Figure content listings
[Start]

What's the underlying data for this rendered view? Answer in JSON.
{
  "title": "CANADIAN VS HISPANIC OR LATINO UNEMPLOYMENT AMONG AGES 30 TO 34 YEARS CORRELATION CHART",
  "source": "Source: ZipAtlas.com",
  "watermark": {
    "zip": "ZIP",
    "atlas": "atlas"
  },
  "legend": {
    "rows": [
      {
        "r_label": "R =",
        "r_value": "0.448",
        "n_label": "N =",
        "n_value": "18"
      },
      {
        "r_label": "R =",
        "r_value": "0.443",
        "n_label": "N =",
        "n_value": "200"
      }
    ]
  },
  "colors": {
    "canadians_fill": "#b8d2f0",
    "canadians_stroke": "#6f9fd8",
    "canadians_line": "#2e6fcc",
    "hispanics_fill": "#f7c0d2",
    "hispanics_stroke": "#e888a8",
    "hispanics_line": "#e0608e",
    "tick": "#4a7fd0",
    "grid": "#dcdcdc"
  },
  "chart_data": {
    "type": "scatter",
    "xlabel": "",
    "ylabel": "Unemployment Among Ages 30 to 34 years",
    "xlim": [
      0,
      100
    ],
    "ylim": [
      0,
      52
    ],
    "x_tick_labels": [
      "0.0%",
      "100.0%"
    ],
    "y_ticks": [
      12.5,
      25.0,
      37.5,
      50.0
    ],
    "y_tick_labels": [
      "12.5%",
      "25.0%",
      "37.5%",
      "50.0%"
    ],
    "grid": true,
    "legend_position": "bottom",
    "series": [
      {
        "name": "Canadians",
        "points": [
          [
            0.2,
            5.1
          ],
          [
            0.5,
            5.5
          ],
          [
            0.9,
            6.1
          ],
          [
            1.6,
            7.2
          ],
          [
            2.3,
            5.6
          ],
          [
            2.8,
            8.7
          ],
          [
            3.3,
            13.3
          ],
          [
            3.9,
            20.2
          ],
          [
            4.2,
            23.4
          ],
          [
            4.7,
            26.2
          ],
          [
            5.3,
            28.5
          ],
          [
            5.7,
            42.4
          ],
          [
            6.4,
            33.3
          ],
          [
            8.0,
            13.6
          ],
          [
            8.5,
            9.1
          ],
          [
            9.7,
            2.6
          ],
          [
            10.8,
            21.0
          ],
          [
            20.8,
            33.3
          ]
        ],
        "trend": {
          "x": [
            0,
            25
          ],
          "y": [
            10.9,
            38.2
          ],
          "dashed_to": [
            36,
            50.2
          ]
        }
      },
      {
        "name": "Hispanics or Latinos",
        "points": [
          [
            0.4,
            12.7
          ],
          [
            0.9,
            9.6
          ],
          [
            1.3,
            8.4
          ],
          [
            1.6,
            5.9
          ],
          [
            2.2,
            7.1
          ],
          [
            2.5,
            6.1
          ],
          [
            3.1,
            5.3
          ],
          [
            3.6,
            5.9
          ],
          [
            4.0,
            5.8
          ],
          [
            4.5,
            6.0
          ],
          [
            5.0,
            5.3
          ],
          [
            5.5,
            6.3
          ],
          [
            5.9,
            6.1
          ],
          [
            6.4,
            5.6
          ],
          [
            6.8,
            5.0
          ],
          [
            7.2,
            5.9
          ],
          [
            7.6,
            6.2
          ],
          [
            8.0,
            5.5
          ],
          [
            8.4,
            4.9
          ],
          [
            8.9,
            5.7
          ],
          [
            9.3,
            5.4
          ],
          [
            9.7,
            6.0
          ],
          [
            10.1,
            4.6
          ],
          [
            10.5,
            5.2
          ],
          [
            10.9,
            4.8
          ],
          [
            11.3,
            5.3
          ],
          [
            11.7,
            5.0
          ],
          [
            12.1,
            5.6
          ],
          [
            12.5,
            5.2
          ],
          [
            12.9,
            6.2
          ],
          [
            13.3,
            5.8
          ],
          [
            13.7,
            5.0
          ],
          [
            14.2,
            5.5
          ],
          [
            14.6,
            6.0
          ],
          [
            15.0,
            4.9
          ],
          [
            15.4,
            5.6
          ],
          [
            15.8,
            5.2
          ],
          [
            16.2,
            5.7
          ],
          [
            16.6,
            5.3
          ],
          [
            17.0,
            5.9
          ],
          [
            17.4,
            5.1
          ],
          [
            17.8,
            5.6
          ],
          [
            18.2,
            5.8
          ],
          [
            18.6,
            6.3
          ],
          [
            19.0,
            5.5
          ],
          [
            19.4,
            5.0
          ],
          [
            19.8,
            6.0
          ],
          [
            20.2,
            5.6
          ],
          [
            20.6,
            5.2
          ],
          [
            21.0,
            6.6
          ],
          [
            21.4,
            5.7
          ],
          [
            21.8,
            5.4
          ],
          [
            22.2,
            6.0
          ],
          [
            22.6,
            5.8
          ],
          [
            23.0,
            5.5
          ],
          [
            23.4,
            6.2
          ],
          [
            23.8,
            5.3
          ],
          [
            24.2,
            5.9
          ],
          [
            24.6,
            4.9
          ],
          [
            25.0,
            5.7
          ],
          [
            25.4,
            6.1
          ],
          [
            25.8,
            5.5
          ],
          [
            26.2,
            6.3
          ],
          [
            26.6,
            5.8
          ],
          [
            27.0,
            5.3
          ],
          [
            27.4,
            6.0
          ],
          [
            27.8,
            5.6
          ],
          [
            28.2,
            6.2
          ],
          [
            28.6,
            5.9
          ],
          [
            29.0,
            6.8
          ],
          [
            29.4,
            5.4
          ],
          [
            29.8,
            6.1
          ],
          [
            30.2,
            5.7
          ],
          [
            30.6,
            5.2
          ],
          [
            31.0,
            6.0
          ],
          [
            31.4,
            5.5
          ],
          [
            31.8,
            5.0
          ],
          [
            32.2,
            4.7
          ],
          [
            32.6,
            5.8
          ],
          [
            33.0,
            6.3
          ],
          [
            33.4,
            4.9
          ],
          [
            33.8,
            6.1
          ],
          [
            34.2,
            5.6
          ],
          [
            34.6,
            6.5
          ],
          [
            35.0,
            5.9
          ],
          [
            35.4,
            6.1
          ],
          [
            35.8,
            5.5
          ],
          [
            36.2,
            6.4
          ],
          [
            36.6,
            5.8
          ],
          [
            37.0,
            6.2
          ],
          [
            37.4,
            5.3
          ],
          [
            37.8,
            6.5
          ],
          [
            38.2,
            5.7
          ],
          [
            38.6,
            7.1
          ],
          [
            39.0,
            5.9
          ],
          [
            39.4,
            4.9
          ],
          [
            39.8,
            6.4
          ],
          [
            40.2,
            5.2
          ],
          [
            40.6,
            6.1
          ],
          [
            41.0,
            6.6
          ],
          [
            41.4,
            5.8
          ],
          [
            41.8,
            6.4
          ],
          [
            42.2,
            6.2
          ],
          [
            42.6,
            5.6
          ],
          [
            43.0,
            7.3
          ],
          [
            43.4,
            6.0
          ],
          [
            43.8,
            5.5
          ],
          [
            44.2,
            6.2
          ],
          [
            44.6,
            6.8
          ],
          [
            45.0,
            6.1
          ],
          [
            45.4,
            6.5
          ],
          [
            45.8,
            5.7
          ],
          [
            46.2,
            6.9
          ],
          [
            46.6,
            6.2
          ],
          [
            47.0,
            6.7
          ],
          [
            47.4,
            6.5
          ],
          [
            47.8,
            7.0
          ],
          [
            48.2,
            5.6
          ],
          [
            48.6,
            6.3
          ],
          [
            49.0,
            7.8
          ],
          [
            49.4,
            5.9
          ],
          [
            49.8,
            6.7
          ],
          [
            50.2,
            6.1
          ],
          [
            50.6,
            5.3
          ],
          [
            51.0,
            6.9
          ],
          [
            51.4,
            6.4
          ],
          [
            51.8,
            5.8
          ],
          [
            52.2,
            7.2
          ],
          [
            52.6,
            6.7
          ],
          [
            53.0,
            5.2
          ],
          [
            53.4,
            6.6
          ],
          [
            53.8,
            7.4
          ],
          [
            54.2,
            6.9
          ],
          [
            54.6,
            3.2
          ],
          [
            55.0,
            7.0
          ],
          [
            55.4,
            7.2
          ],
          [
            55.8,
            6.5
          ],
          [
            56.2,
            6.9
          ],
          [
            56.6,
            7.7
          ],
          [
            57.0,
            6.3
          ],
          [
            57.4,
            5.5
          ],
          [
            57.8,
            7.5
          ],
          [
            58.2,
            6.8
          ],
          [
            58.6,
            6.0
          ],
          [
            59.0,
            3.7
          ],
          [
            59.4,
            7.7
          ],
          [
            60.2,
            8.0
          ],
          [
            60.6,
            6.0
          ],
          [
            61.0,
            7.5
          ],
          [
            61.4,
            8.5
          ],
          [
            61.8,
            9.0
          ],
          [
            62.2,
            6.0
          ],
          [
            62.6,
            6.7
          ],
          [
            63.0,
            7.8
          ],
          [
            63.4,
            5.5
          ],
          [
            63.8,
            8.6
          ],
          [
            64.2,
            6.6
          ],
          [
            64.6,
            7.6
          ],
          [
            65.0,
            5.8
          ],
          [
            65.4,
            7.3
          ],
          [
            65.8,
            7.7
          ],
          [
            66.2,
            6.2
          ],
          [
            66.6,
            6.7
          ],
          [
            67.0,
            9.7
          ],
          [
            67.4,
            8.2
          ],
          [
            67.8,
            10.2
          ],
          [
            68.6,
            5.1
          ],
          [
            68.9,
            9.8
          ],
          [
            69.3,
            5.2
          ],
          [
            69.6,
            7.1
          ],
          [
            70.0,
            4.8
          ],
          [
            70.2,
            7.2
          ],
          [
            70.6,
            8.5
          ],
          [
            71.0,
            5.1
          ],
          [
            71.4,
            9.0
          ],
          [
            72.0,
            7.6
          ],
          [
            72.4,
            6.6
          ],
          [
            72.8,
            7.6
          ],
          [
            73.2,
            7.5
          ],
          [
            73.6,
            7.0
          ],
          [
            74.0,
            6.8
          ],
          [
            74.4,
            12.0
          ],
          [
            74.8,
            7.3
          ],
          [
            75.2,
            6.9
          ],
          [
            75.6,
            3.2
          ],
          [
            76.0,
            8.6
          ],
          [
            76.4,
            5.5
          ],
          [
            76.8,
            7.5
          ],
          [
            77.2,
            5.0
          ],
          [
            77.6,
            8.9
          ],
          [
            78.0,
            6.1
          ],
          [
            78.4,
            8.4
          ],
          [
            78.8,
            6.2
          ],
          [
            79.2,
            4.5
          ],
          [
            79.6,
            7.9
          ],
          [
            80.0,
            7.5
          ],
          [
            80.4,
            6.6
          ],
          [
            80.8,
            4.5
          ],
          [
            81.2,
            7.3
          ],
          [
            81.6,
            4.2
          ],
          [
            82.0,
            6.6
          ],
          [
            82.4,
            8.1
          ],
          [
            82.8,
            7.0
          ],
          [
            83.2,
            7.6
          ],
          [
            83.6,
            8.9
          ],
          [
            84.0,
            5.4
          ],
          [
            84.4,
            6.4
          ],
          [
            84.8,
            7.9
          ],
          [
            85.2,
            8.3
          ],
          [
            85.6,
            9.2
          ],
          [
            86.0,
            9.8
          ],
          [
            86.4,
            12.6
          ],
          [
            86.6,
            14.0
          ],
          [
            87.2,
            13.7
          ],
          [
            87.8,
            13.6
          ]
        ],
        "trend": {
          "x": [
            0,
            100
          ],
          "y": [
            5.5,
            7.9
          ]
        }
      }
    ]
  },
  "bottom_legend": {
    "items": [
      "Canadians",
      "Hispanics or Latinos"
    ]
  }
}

[End]

* _Task statement_
Reply with the number of lines in the material above that contain "name", and nothing more.

* _Full response_
2